Task statement
Collect every line that includes the string "into".

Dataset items
- - - - - - -
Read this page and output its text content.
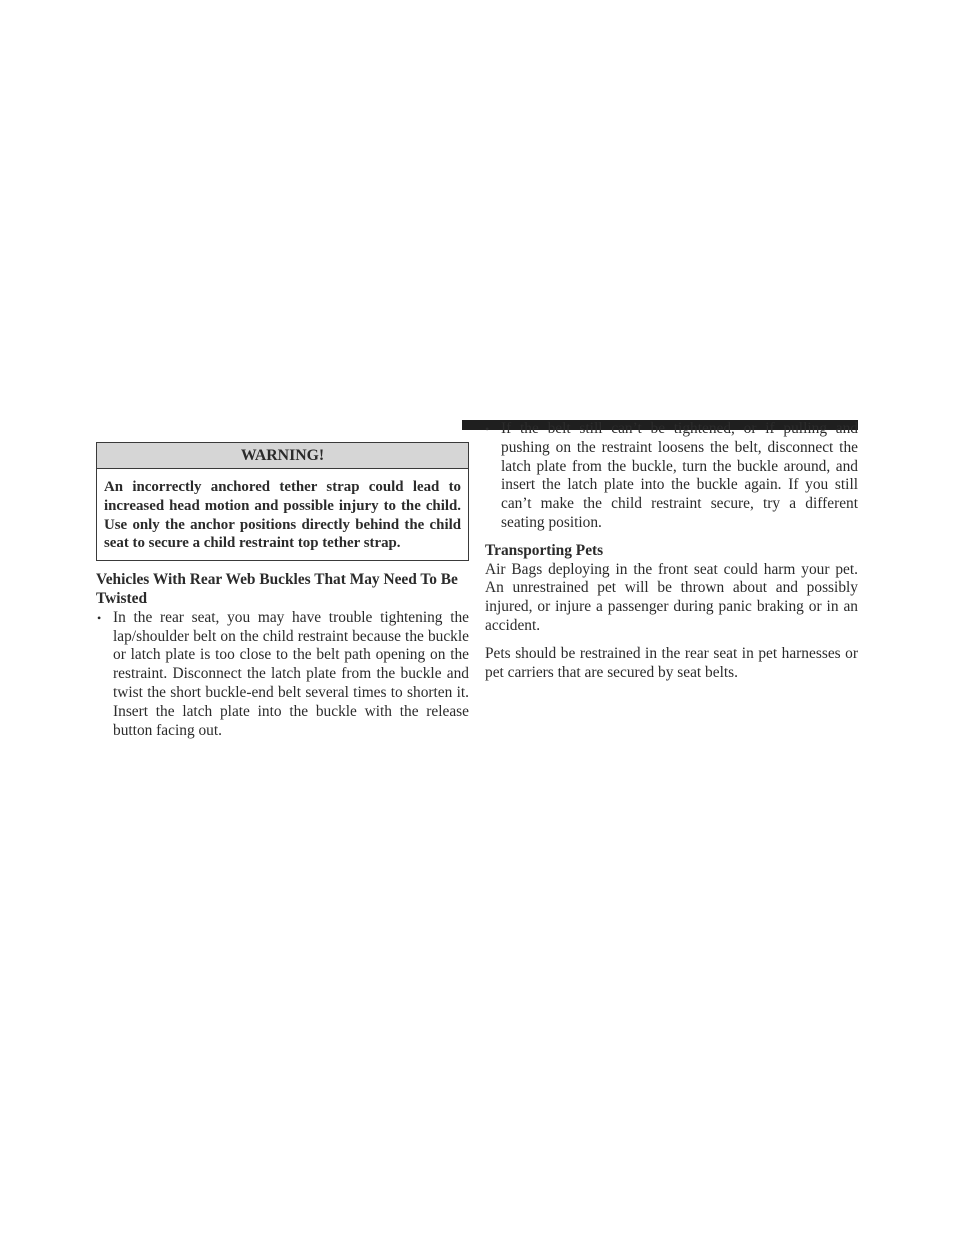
WARNING!
An incorrectly anchored tether strap could lead to increased head motion and possible injury to the child. Use only the anchor positions directly behind the child seat to secure a child restraint top tether strap.
Vehicles With Rear Web Buckles That May Need To Be Twisted
• In the rear seat, you may have trouble tightening the lap/shoulder belt on the child restraint because the buckle or latch plate is too close to the belt path opening on the restraint. Disconnect the latch plate from the buckle and twist the short buckle-end belt several times to shorten it. Insert the latch plate into the buckle with the release button facing out.
• If the belt still can’t be tightened, or if pulling and pushing on the restraint loosens the belt, disconnect the latch plate from the buckle, turn the buckle around, and insert the latch plate into the buckle again. If you still can’t make the child restraint secure, try a different seating position.
Transporting Pets

Air Bags deploying in the front seat could harm your pet. An unrestrained pet will be thrown about and possibly injured, or injure a passenger during panic braking or in an accident.

Pets should be restrained in the rear seat in pet harnesses or pet carriers that are secured by seat belts.
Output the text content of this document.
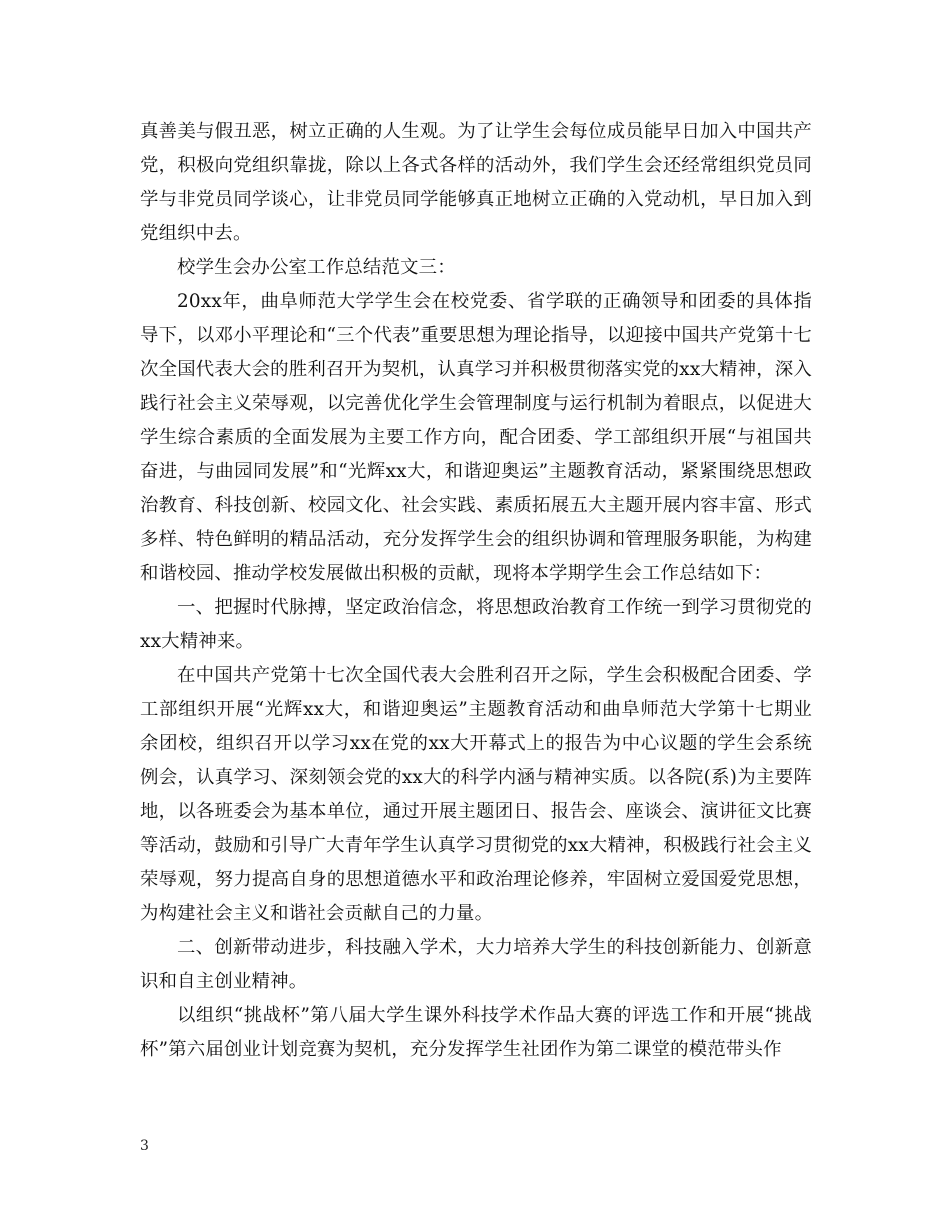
真善美与假丑恶，树立正确的人生观。为了让学生会每位成员能早日加入中国共产党，积极向党组织靠拢，除以上各式各样的活动外，我们学生会还经常组织党员同学与非党员同学谈心，让非党员同学能够真正地树立正确的入党动机，早日加入到党组织中去。

校学生会办公室工作总结范文三：

20xx年，曲阜师范大学学生会在校党委、省学联的正确领导和团委的具体指导下，以邓小平理论和“三个代表”重要思想为理论指导，以迎接中国共产党第十七次全国代表大会的胜利召开为契机，认真学习并积极贯彻落实党的xx大精神，深入践行社会主义荣辱观，以完善优化学生会管理制度与运行机制为着眼点，以促进大学生综合素质的全面发展为主要工作方向，配合团委、学工部组织开展“与祖国共奋进，与曲园同发展”和“光辉xx大，和谐迎奥运”主题教育活动，紧紧围绕思想政治教育、科技创新、校园文化、社会实践、素质拓展五大主题开展内容丰富、形式多样、特色鲜明的精品活动，充分发挥学生会的组织协调和管理服务职能，为构建和谐校园、推动学校发展做出积极的贡献，现将本学期学生会工作总结如下：

一、把握时代脉搏，坚定政治信念，将思想政治教育工作统一到学习贯彻党的xx大精神来。

在中国共产党第十七次全国代表大会胜利召开之际，学生会积极配合团委、学工部组织开展“光辉xx大，和谐迎奥运”主题教育活动和曲阜师范大学第十七期业余团校，组织召开以学习xx在党的xx大开幕式上的报告为中心议题的学生会系统例会，认真学习、深刻领会党的xx大的科学内涵与精神实质。以各院(系)为主要阵地，以各班委会为基本单位，通过开展主题团日、报告会、座谈会、演讲征文比赛等活动，鼓励和引导广大青年学生认真学习贯彻党的xx大精神，积极践行社会主义荣辱观，努力提高自身的思想道德水平和政治理论修养，牢固树立爱国爱党思想，为构建社会主义和谐社会贡献自己的力量。

二、创新带动进步，科技融入学术，大力培养大学生的科技创新能力、创新意识和自主创业精神。

以组织“挑战杯”第八届大学生课外科技学术作品大赛的评选工作和开展“挑战杯”第六届创业计划竞赛为契机，充分发挥学生社团作为第二课堂的模范带头作

3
- - - - - - -
Solution below
• In the rear seat, you may have trouble tightening the lap/shoulder belt on the child restraint because the buckle or latch plate is too close to the belt path opening on the restraint. Disconnect the latch plate from the buckle and twist the short buckle-end belt several times to shorten it. Insert the latch plate into the buckle with the release button facing out.
• If the belt still can’t be tightened, or if pulling and pushing on the restraint loosens the belt, disconnect the latch plate from the buckle, turn the buckle around, and insert the latch plate into the buckle again. If you still can’t make the child restraint secure, try a different seating position.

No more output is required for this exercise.